▸ **PROBLEM STATEMENT**
Copy every line of the following data that includes the string "della".

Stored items

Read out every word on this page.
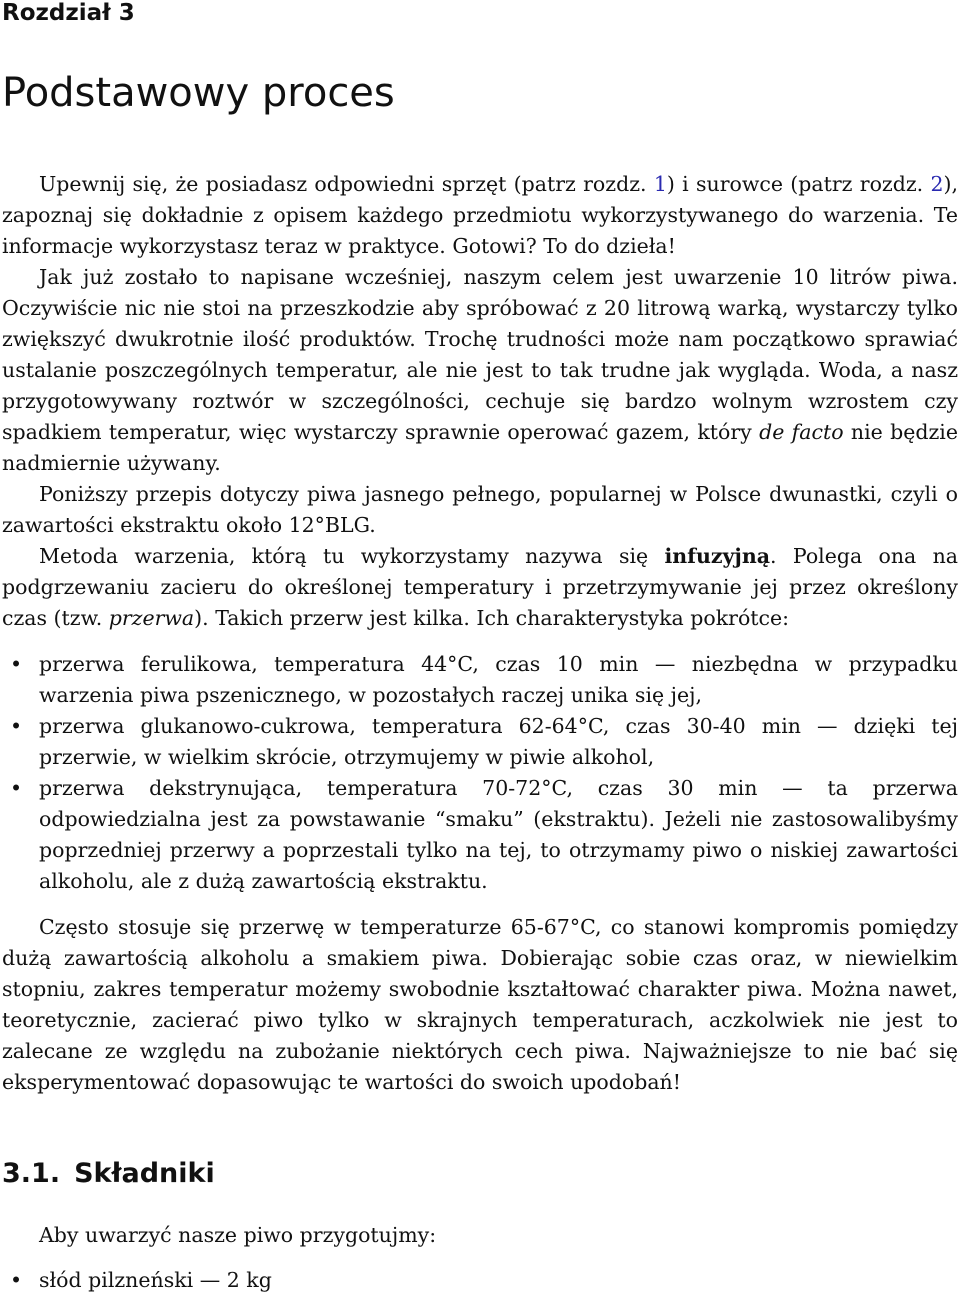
Rozdział 3
Podstawowy proces

Upewnij się, że posiadasz odpowiedni sprzęt (patrz rozdz. 1) i surowce (patrz rozdz. 2), zapoznaj się dokładnie z opisem każdego przedmiotu wykorzystywanego do warzenia. Te informacje wykorzystasz teraz w praktyce. Gotowi? To do dzieła!

Jak już zostało to napisane wcześniej, naszym celem jest uwarzenie 10 litrów piwa. Oczywiście nic nie stoi na przeszkodzie aby spróbować z 20 litrową warką, wystarczy tylko zwiększyć dwukrotnie ilość produktów. Trochę trudności może nam początkowo sprawiać ustalanie poszczególnych temperatur, ale nie jest to tak trudne jak wygląda. Woda, a nasz przygotowywany roztwór w szczególności, cechuje się bardzo wolnym wzrostem czy spadkiem temperatur, więc wystarczy sprawnie operować gazem, który de facto nie będzie nadmiernie używany.

Poniższy przepis dotyczy piwa jasnego pełnego, popularnej w Polsce dwunastki, czyli o zawartości ekstraktu około 12°BLG.

Metoda warzenia, którą tu wykorzystamy nazywa się infuzyjną. Polega ona na podgrzewaniu zacieru do określonej temperatury i przetrzymywanie jej przez określony czas (tzw. przerwa). Takich przerw jest kilka. Ich charakterystyka pokrótce:

• przerwa ferulikowa, temperatura 44°C, czas 10 min — niezbędna w przypadku warzenia piwa pszenicznego, w pozostałych raczej unika się jej,
• przerwa glukanowo-cukrowa, temperatura 62-64°C, czas 30-40 min — dzięki tej przerwie, w wielkim skrócie, otrzymujemy w piwie alkohol,
• przerwa dekstrynująca, temperatura 70-72°C, czas 30 min — ta przerwa odpowiedzialna jest za powstawanie “smaku” (ekstraktu). Jeżeli nie zastosowalibyśmy poprzedniej przerwy a poprzestali tylko na tej, to otrzymamy piwo o niskiej zawartości alkoholu, ale z dużą zawartością ekstraktu.

Często stosuje się przerwę w temperaturze 65-67°C, co stanowi kompromis pomiędzy dużą zawartością alkoholu a smakiem piwa. Dobierając sobie czas oraz, w niewielkim stopniu, zakres temperatur możemy swobodnie kształtować charakter piwa. Można nawet, teoretycznie, zacierać piwo tylko w skrajnych temperaturach, aczkolwiek nie jest to zalecane ze względu na zubożanie niektórych cech piwa. Najważniejsze to nie bać się eksperymentować dopasowując te wartości do swoich upodobań!

3.1. Składniki

Aby uwarzyć nasze piwo przygotujmy:

• słód pilzneński — 2 kg
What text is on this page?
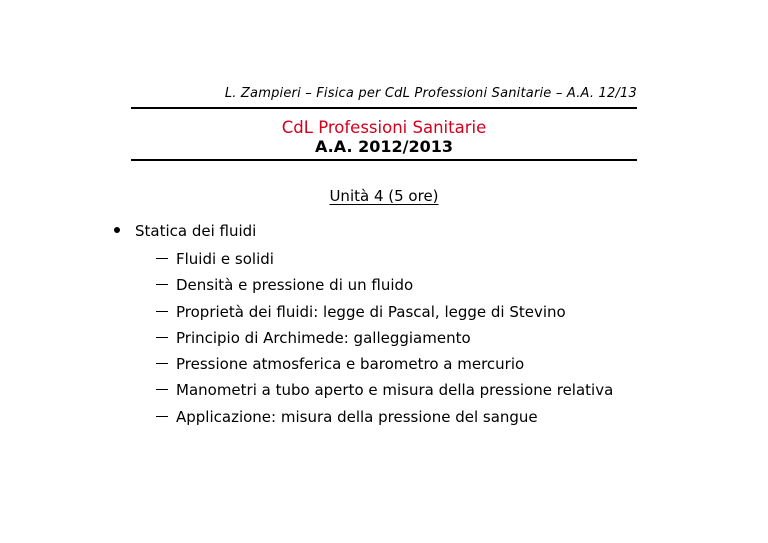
L. Zampieri – Fisica per CdL Professioni Sanitarie – A.A. 12/13
CdL Professioni Sanitarie
A.A. 2012/2013
Unità 4 (5 ore)
Statica dei fluidi
Fluidi e solidi
Densità e pressione di un fluido
Proprietà dei fluidi: legge di Pascal, legge di Stevino
Principio di Archimede: galleggiamento
Pressione atmosferica e barometro a mercurio
Manometri a tubo aperto e misura della pressione relativa
Applicazione: misura della pressione del sangue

▸ **CORRECT ANSWER**
Manometri a tubo aperto e misura della pressione relativa
Applicazione: misura della pressione del sangue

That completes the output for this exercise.